• _STATED GOAL_
Collect all lines from the listing that include the string "four".

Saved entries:
::::

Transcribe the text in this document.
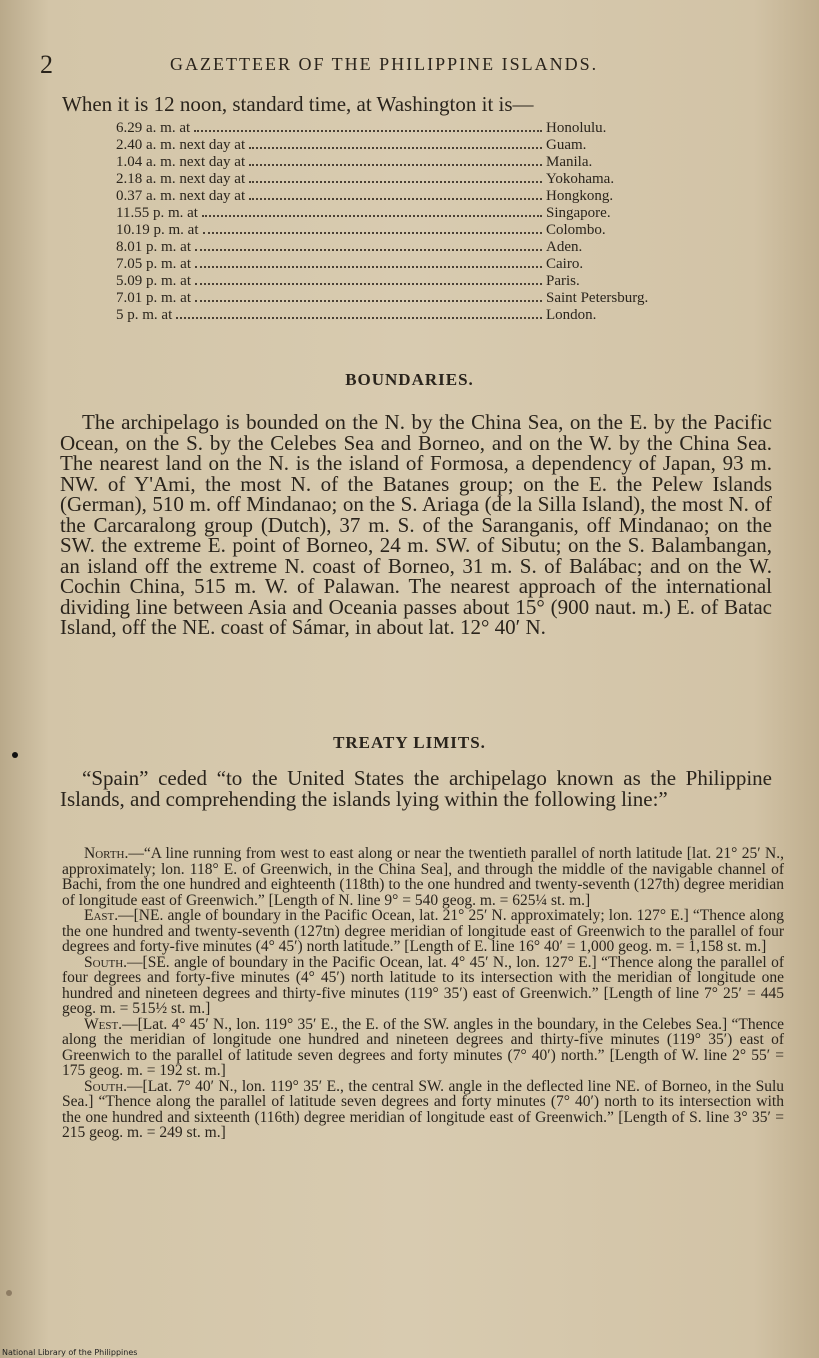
2	GAZETTEER OF THE PHILIPPINE ISLANDS.
When it is 12 noon, standard time, at Washington it is—
6.29 a. m. at	Honolulu.
2.40 a. m. next day at	Guam.
1.04 a. m. next day at	Manila.
2.18 a. m. next day at	Yokohama.
0.37 a. m. next day at	Hongkong.
11.55 p. m. at	Singapore.
10.19 p. m. at	Colombo.
8.01 p. m. at	Aden.
7.05 p. m. at	Cairo.
5.09 p. m. at	Paris.
7.01 p. m. at	Saint Petersburg.
5 p. m. at	London.
BOUNDARIES.
The archipelago is bounded on the N. by the China Sea, on the E. by the Pacific Ocean, on the S. by the Celebes Sea and Borneo, and on the W. by the China Sea. The nearest land on the N. is the island of Formosa, a dependency of Japan, 93 m. NW. of Y'Ami, the most N. of the Batanes group; on the E. the Pelew Islands (German), 510 m. off Mindanao; on the S. Ariaga (de la Silla Island), the most N. of the Carcaralong group (Dutch), 37 m. S. of the Saranganis, off Mindanao; on the SW. the extreme E. point of Borneo, 24 m. SW. of Sibutu; on the S. Balambangan, an island off the extreme N. coast of Borneo, 31 m. S. of Balábac; and on the W. Cochin China, 515 m. W. of Palawan. The nearest approach of the international dividing line between Asia and Oceania passes about 15° (900 naut. m.) E. of Batac Island, off the NE. coast of Sámar, in about lat. 12° 40′ N.
TREATY LIMITS.
“Spain” ceded “to the United States the archipelago known as the Philippine Islands, and comprehending the islands lying within the following line:”

North.—“A line running from west to east along or near the twentieth parallel of north latitude [lat. 21° 25′ N., approximately; lon. 118° E. of Greenwich, in the China Sea], and through the middle of the navigable channel of Bachi, from the one hundred and eighteenth (118th) to the one hundred and twenty-seventh (127th) degree meridian of longitude east of Greenwich.” [Length of N. line 9° = 540 geog. m. = 625¼ st. m.]

East.—[NE. angle of boundary in the Pacific Ocean, lat. 21° 25′ N. approximately; lon. 127° E.] “Thence along the one hundred and twenty-seventh (127tn) degree meridian of longitude east of Greenwich to the parallel of four degrees and forty-five minutes (4° 45′) north latitude.” [Length of E. line 16° 40′ = 1,000 geog. m. = 1,158 st. m.]

South.—[SE. angle of boundary in the Pacific Ocean, lat. 4° 45′ N., lon. 127° E.] “Thence along the parallel of four degrees and forty-five minutes (4° 45′) north latitude to its intersection with the meridian of longitude one hundred and nineteen degrees and thirty-five minutes (119° 35′) east of Greenwich.” [Length of line 7° 25′ = 445 geog. m. = 515½ st. m.]

West.—[Lat. 4° 45′ N., lon. 119° 35′ E., the E. of the SW. angles in the boundary, in the Celebes Sea.] “Thence along the meridian of longitude one hundred and nineteen degrees and thirty-five minutes (119° 35′) east of Greenwich to the parallel of latitude seven degrees and forty minutes (7° 40′) north.” [Length of W. line 2° 55′ = 175 geog. m. = 192 st. m.]

South.—[Lat. 7° 40′ N., lon. 119° 35′ E., the central SW. angle in the deflected line NE. of Borneo, in the Sulu Sea.] “Thence along the parallel of latitude seven degrees and forty minutes (7° 40′) north to its intersection with the one hundred and sixteenth (116th) degree meridian of longitude east of Greenwich.” [Length of S. line 3° 35′ = 215 geog. m. = 249 st. m.]

National Library of the Philippines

::::

• _RESPONSE FOR THIS EXERCISE_
East.—[NE. angle of boundary in the Pacific Ocean, lat. 21° 25′ N. approximately; lon. 127° E.] “Thence along the one hundred and twenty-seventh (127tn) degree meridian of longitude east of Greenwich to the parallel of four degrees and forty-five minutes (4° 45′) north latitude.” [Length of E. line 16° 40′ = 1,000 geog. m. = 1,158 st. m.]
South.—[SE. angle of boundary in the Pacific Ocean, lat. 4° 45′ N., lon. 127° E.] “Thence along the parallel of four degrees and forty-five minutes (4° 45′) north latitude to its intersection with the meridian of longitude one hundred and nineteen degrees and thirty-five minutes (119° 35′) east of Greenwich.” [Length of line 7° 25′ = 445 geog. m. = 515½ st. m.]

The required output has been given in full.